• [Work to do]: Extract all lines that hold "Bowling" from the records below.

• [Supplied entries]:
————
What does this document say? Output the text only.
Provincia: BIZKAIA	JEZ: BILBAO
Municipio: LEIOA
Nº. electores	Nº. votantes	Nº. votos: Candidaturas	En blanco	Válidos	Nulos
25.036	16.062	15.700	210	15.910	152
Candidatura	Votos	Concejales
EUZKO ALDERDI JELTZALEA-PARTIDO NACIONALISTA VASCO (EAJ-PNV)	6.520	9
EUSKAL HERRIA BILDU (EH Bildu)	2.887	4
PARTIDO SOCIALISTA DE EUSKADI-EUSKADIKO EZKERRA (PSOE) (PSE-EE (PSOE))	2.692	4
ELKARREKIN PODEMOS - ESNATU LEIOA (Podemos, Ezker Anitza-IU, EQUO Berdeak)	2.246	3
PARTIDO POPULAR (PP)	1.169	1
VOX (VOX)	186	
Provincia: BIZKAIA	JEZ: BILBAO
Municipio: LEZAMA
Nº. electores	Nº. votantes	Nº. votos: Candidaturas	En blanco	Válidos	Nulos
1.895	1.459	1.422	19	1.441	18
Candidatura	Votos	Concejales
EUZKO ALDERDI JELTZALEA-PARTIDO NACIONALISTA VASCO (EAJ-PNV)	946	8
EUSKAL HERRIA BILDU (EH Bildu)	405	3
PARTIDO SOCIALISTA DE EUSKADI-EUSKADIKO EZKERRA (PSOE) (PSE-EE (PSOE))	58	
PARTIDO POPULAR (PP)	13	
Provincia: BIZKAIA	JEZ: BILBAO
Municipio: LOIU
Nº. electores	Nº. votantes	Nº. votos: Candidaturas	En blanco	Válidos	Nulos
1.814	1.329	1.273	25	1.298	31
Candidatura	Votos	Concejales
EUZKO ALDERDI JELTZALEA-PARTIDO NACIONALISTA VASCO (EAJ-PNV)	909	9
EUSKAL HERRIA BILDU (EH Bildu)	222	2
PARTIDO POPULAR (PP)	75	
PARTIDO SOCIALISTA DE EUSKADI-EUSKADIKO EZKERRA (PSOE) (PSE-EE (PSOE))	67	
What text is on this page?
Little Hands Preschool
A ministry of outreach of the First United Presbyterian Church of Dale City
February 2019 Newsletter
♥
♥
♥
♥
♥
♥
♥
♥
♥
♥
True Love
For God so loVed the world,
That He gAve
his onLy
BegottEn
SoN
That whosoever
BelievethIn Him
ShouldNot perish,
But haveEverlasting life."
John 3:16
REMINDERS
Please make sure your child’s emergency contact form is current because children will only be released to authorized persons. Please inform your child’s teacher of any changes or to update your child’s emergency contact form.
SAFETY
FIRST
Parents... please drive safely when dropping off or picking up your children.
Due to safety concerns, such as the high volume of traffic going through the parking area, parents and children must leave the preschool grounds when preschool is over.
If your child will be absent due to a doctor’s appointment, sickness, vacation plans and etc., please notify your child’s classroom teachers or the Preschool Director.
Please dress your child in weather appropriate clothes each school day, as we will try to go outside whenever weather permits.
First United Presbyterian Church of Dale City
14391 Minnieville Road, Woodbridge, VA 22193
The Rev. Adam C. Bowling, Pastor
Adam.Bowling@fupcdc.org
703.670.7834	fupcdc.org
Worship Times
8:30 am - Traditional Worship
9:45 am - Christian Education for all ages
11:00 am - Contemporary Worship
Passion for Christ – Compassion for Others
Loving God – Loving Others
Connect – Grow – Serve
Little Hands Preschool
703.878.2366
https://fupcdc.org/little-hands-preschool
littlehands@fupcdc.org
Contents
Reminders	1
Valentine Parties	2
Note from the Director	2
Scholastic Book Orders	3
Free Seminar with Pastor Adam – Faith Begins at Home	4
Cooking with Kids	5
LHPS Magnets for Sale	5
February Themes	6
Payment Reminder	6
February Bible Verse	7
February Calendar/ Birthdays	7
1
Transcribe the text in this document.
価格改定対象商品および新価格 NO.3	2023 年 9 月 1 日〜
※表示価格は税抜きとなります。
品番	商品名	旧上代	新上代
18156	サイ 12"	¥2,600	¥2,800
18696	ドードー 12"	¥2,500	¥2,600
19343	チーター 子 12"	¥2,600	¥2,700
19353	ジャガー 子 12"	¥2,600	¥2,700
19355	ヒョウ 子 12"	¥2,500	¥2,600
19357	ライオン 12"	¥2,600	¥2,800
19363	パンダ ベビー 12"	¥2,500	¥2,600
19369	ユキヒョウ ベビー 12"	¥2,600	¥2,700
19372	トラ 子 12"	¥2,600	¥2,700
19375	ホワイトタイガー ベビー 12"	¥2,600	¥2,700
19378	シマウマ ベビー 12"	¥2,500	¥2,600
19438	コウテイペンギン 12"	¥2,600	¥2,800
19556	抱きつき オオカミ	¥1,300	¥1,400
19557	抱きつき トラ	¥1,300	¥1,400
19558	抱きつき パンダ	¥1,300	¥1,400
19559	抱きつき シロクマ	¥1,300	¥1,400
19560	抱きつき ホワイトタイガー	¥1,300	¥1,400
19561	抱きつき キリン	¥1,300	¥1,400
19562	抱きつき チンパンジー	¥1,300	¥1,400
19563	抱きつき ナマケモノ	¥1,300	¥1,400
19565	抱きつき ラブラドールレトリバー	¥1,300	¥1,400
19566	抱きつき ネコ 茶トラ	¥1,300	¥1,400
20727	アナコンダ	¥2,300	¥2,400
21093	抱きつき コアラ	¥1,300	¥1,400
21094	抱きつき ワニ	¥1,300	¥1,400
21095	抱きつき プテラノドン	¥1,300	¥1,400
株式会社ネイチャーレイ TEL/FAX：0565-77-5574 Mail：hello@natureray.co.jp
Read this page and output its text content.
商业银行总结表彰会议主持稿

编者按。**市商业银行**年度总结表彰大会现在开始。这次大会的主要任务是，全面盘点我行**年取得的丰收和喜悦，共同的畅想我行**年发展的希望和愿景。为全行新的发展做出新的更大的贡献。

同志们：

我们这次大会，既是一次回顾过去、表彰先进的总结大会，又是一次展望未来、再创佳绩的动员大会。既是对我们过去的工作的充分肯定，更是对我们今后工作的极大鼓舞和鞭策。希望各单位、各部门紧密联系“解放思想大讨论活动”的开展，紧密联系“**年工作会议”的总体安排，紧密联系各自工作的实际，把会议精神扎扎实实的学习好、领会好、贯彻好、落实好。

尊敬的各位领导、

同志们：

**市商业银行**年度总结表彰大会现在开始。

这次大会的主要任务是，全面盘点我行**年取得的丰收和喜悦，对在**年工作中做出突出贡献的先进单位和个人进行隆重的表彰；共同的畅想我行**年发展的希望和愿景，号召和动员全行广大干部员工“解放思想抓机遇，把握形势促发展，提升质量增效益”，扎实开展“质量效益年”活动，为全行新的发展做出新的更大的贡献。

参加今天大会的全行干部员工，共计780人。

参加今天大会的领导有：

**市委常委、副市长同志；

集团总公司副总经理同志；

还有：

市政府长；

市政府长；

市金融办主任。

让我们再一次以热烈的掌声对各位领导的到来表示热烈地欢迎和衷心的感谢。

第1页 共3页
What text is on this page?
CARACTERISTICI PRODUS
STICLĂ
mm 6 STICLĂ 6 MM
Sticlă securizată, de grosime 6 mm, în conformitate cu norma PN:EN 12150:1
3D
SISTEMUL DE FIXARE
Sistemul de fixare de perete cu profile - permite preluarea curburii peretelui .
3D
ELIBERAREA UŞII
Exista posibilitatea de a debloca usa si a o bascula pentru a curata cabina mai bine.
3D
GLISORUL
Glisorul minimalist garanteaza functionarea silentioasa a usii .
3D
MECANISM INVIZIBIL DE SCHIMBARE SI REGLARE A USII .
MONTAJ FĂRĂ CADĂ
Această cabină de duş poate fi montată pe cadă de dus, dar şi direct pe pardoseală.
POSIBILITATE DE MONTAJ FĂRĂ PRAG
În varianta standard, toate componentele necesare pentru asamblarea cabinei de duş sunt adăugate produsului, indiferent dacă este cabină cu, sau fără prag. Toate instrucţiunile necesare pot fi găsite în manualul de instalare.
————
• [Answer to this task]:
The Rev. Adam C. Bowling, Pastor
Adam.Bowling@fupcdc.org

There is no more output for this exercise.